Task statement: Copy each line below in which the string "this" occurs.

### Exercise material ###

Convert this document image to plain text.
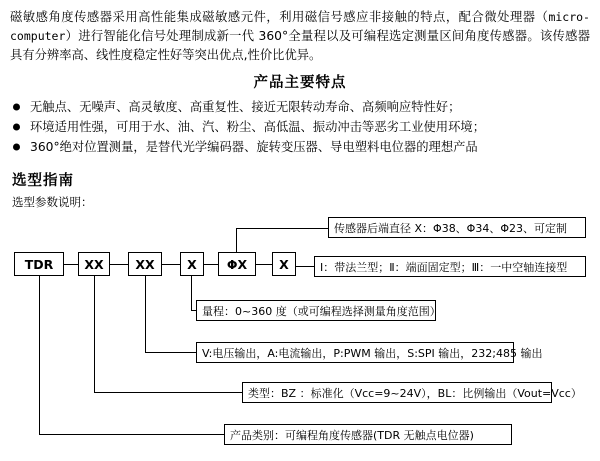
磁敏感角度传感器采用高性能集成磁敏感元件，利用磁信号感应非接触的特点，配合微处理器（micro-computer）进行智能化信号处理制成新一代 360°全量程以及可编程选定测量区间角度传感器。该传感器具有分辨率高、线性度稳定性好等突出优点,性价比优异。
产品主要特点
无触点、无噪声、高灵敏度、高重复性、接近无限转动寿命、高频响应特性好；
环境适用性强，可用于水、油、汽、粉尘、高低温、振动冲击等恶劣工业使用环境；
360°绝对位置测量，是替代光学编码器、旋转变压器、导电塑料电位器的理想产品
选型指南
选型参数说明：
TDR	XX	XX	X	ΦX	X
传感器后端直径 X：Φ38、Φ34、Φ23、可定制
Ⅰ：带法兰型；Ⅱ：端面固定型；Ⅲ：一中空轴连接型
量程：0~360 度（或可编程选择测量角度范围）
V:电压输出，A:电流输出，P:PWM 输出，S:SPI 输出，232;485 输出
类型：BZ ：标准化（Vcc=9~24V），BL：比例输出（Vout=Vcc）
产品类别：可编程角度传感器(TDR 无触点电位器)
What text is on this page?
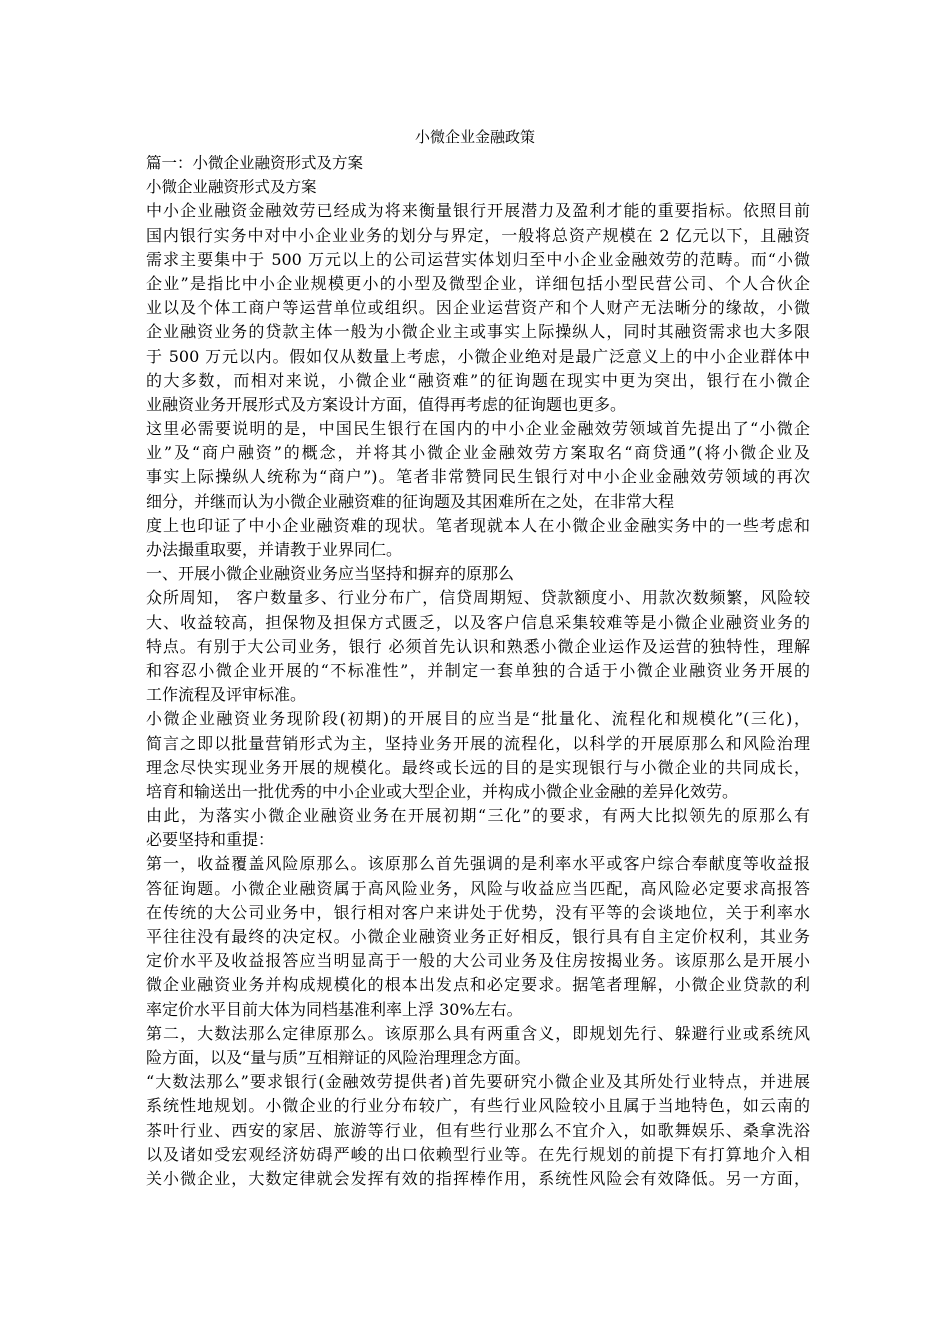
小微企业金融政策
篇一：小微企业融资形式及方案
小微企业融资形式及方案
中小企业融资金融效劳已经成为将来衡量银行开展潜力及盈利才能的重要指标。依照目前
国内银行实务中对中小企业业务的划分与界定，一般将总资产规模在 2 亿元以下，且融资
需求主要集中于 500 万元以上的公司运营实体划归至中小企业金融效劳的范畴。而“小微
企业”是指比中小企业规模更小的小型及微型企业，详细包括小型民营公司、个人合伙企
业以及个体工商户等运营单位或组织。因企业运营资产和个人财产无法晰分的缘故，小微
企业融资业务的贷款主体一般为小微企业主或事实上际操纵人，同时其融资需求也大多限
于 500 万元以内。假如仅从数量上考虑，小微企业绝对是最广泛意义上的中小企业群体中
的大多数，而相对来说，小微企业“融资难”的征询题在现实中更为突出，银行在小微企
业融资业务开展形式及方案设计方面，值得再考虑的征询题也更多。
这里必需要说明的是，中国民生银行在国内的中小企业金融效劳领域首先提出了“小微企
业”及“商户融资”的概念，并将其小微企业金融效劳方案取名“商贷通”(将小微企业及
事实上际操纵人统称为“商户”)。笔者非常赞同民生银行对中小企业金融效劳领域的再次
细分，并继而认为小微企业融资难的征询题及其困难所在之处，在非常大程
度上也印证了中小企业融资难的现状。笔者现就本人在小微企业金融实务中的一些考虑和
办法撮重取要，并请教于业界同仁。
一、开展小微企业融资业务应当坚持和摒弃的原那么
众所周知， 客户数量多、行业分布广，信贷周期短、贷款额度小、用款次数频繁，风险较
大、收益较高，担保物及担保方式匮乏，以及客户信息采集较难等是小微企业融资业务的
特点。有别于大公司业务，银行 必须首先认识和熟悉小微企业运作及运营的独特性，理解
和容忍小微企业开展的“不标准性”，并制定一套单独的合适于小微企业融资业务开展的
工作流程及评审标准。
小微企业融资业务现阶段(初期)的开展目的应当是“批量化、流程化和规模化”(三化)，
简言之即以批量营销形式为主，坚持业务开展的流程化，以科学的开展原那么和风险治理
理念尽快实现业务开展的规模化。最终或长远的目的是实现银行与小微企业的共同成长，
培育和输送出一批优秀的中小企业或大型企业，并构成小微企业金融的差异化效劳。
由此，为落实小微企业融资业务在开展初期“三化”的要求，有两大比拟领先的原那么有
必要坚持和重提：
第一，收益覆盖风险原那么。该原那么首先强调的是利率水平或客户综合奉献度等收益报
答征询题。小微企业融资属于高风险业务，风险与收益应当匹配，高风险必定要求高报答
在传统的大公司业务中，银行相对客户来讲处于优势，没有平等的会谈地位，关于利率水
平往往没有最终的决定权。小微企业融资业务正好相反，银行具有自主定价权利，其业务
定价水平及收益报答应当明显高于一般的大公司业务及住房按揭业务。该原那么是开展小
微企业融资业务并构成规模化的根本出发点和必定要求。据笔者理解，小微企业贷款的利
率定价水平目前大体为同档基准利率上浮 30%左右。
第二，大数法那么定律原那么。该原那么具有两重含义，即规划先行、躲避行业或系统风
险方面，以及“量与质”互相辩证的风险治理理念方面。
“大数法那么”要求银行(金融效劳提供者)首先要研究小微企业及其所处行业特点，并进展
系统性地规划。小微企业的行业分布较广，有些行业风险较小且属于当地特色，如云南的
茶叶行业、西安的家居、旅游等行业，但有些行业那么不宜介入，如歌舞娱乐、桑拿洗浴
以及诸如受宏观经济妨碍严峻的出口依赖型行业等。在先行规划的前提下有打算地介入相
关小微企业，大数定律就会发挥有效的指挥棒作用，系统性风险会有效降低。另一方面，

###

Solution to the exercise:
Convert this document image to plain text.
What text is on this page?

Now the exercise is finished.